Aim of the task. Reproduce every entry exactly, without alteration.

━━━━━ Materials provided ━━━━━

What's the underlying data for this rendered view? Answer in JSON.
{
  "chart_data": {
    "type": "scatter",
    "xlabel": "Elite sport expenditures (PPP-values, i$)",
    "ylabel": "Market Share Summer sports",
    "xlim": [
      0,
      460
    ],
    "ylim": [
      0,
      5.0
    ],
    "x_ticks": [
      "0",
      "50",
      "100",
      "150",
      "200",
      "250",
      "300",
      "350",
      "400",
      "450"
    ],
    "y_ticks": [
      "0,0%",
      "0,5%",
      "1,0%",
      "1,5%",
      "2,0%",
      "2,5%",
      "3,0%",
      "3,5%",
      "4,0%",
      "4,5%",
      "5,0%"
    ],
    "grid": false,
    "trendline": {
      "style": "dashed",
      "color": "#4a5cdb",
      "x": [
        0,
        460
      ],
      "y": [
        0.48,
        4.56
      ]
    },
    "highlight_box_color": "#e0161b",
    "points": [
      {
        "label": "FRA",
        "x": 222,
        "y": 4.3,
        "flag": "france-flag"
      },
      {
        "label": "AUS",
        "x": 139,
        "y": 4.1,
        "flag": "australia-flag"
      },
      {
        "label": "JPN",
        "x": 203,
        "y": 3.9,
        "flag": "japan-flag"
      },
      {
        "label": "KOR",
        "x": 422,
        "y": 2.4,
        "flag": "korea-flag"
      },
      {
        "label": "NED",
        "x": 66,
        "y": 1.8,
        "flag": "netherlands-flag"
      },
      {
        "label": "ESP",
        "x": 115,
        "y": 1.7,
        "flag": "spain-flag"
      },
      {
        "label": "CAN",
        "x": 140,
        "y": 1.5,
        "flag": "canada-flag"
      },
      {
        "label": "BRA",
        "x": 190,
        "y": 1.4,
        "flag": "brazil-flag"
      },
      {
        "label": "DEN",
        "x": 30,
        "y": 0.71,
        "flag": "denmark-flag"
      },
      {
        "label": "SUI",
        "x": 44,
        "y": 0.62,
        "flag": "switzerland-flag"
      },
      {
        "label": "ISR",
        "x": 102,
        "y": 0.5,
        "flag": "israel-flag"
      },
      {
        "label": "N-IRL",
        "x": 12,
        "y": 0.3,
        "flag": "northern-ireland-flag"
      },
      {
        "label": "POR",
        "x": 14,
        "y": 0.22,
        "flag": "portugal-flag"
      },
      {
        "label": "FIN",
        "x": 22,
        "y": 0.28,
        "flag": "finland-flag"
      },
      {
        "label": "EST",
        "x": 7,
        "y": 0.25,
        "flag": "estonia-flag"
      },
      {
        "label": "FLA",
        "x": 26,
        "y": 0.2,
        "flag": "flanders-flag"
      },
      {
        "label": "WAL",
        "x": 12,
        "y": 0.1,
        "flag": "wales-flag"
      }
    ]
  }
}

━━━━━

Task response.
What's the underlying data for this rendered view? Answer in JSON.
{
  "chart_data": {
    "type": "scatter",
    "xlabel": "Elite sport expenditures (PPP-values, i$)",
    "ylabel": "Market Share Summer sports",
    "xlim": [
      0,
      460
    ],
    "ylim": [
      0,
      5.0
    ],
    "x_ticks": [
      "0",
      "50",
      "100",
      "150",
      "200",
      "250",
      "300",
      "350",
      "400",
      "450"
    ],
    "y_ticks": [
      "0,0%",
      "0,5%",
      "1,0%",
      "1,5%",
      "2,0%",
      "2,5%",
      "3,0%",
      "3,5%",
      "4,0%",
      "4,5%",
      "5,0%"
    ],
    "grid": false,
    "trendline": {
      "style": "dashed",
      "color": "#4a5cdb",
      "x": [
        0,
        460
      ],
      "y": [
        0.48,
        4.56
      ]
    },
    "highlight_box_color": "#e0161b",
    "points": [
      {
        "label": "FRA",
        "x": 222,
        "y": 4.3,
        "flag": "france-flag"
      },
      {
        "label": "AUS",
        "x": 139,
        "y": 4.1,
        "flag": "australia-flag"
      },
      {
        "label": "JPN",
        "x": 203,
        "y": 3.9,
        "flag": "japan-flag"
      },
      {
        "label": "KOR",
        "x": 422,
        "y": 2.4,
        "flag": "korea-flag"
      },
      {
        "label": "NED",
        "x": 66,
        "y": 1.8,
        "flag": "netherlands-flag"
      },
      {
        "label": "ESP",
        "x": 115,
        "y": 1.7,
        "flag": "spain-flag"
      },
      {
        "label": "CAN",
        "x": 140,
        "y": 1.5,
        "flag": "canada-flag"
      },
      {
        "label": "BRA",
        "x": 190,
        "y": 1.4,
        "flag": "brazil-flag"
      },
      {
        "label": "DEN",
        "x": 30,
        "y": 0.71,
        "flag": "denmark-flag"
      },
      {
        "label": "SUI",
        "x": 44,
        "y": 0.62,
        "flag": "switzerland-flag"
      },
      {
        "label": "ISR",
        "x": 102,
        "y": 0.5,
        "flag": "israel-flag"
      },
      {
        "label": "N-IRL",
        "x": 12,
        "y": 0.3,
        "flag": "northern-ireland-flag"
      },
      {
        "label": "POR",
        "x": 14,
        "y": 0.22,
        "flag": "portugal-flag"
      },
      {
        "label": "FIN",
        "x": 22,
        "y": 0.28,
        "flag": "finland-flag"
      },
      {
        "label": "EST",
        "x": 7,
        "y": 0.25,
        "flag": "estonia-flag"
      },
      {
        "label": "FLA",
        "x": 26,
        "y": 0.2,
        "flag": "flanders-flag"
      },
      {
        "label": "WAL",
        "x": 12,
        "y": 0.1,
        "flag": "wales-flag"
      }
    ]
  }
}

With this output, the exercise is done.